### Requirements
Write each line out exactly, leaving none out.

(Dataset records)
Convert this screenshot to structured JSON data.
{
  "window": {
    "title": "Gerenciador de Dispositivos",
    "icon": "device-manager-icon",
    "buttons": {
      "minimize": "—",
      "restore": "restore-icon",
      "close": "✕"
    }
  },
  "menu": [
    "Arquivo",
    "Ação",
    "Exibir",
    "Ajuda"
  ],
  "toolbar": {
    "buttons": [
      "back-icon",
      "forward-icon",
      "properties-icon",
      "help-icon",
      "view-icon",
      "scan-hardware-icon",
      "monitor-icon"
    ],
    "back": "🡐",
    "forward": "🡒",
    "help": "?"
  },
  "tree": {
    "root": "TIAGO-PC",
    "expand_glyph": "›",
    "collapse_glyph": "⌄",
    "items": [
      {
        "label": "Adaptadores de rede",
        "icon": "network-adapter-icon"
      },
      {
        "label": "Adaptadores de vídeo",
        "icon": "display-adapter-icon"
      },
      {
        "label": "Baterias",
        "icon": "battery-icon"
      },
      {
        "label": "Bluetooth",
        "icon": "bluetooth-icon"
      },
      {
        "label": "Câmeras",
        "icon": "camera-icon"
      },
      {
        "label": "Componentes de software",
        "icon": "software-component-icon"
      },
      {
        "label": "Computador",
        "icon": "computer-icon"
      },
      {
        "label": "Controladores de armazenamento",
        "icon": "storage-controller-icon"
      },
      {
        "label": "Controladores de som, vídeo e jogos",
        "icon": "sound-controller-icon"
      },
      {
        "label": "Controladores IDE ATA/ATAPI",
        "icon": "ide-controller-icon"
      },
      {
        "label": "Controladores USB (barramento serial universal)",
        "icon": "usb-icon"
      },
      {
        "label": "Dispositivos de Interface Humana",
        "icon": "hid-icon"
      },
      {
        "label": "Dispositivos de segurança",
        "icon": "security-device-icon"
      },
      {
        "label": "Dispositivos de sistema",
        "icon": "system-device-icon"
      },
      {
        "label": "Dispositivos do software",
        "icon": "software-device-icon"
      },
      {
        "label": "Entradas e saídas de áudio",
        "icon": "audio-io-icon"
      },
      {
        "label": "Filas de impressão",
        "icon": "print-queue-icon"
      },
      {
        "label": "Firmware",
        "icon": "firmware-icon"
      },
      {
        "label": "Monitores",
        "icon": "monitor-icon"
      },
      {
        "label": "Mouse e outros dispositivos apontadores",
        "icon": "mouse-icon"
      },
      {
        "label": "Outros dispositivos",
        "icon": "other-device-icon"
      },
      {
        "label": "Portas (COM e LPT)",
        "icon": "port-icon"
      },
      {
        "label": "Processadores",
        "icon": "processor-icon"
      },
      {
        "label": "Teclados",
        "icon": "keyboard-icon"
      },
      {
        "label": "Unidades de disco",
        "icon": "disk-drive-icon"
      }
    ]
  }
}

### Reply to the task
Convert this screenshot to structured JSON data.
{
  "window": {
    "title": "Gerenciador de Dispositivos",
    "icon": "device-manager-icon",
    "buttons": {
      "minimize": "—",
      "restore": "restore-icon",
      "close": "✕"
    }
  },
  "menu": [
    "Arquivo",
    "Ação",
    "Exibir",
    "Ajuda"
  ],
  "toolbar": {
    "buttons": [
      "back-icon",
      "forward-icon",
      "properties-icon",
      "help-icon",
      "view-icon",
      "scan-hardware-icon",
      "monitor-icon"
    ],
    "back": "🡐",
    "forward": "🡒",
    "help": "?"
  },
  "tree": {
    "root": "TIAGO-PC",
    "expand_glyph": "›",
    "collapse_glyph": "⌄",
    "items": [
      {
        "label": "Adaptadores de rede",
        "icon": "network-adapter-icon"
      },
      {
        "label": "Adaptadores de vídeo",
        "icon": "display-adapter-icon"
      },
      {
        "label": "Baterias",
        "icon": "battery-icon"
      },
      {
        "label": "Bluetooth",
        "icon": "bluetooth-icon"
      },
      {
        "label": "Câmeras",
        "icon": "camera-icon"
      },
      {
        "label": "Componentes de software",
        "icon": "software-component-icon"
      },
      {
        "label": "Computador",
        "icon": "computer-icon"
      },
      {
        "label": "Controladores de armazenamento",
        "icon": "storage-controller-icon"
      },
      {
        "label": "Controladores de som, vídeo e jogos",
        "icon": "sound-controller-icon"
      },
      {
        "label": "Controladores IDE ATA/ATAPI",
        "icon": "ide-controller-icon"
      },
      {
        "label": "Controladores USB (barramento serial universal)",
        "icon": "usb-icon"
      },
      {
        "label": "Dispositivos de Interface Humana",
        "icon": "hid-icon"
      },
      {
        "label": "Dispositivos de segurança",
        "icon": "security-device-icon"
      },
      {
        "label": "Dispositivos de sistema",
        "icon": "system-device-icon"
      },
      {
        "label": "Dispositivos do software",
        "icon": "software-device-icon"
      },
      {
        "label": "Entradas e saídas de áudio",
        "icon": "audio-io-icon"
      },
      {
        "label": "Filas de impressão",
        "icon": "print-queue-icon"
      },
      {
        "label": "Firmware",
        "icon": "firmware-icon"
      },
      {
        "label": "Monitores",
        "icon": "monitor-icon"
      },
      {
        "label": "Mouse e outros dispositivos apontadores",
        "icon": "mouse-icon"
      },
      {
        "label": "Outros dispositivos",
        "icon": "other-device-icon"
      },
      {
        "label": "Portas (COM e LPT)",
        "icon": "port-icon"
      },
      {
        "label": "Processadores",
        "icon": "processor-icon"
      },
      {
        "label": "Teclados",
        "icon": "keyboard-icon"
      },
      {
        "label": "Unidades de disco",
        "icon": "disk-drive-icon"
      }
    ]
  }
}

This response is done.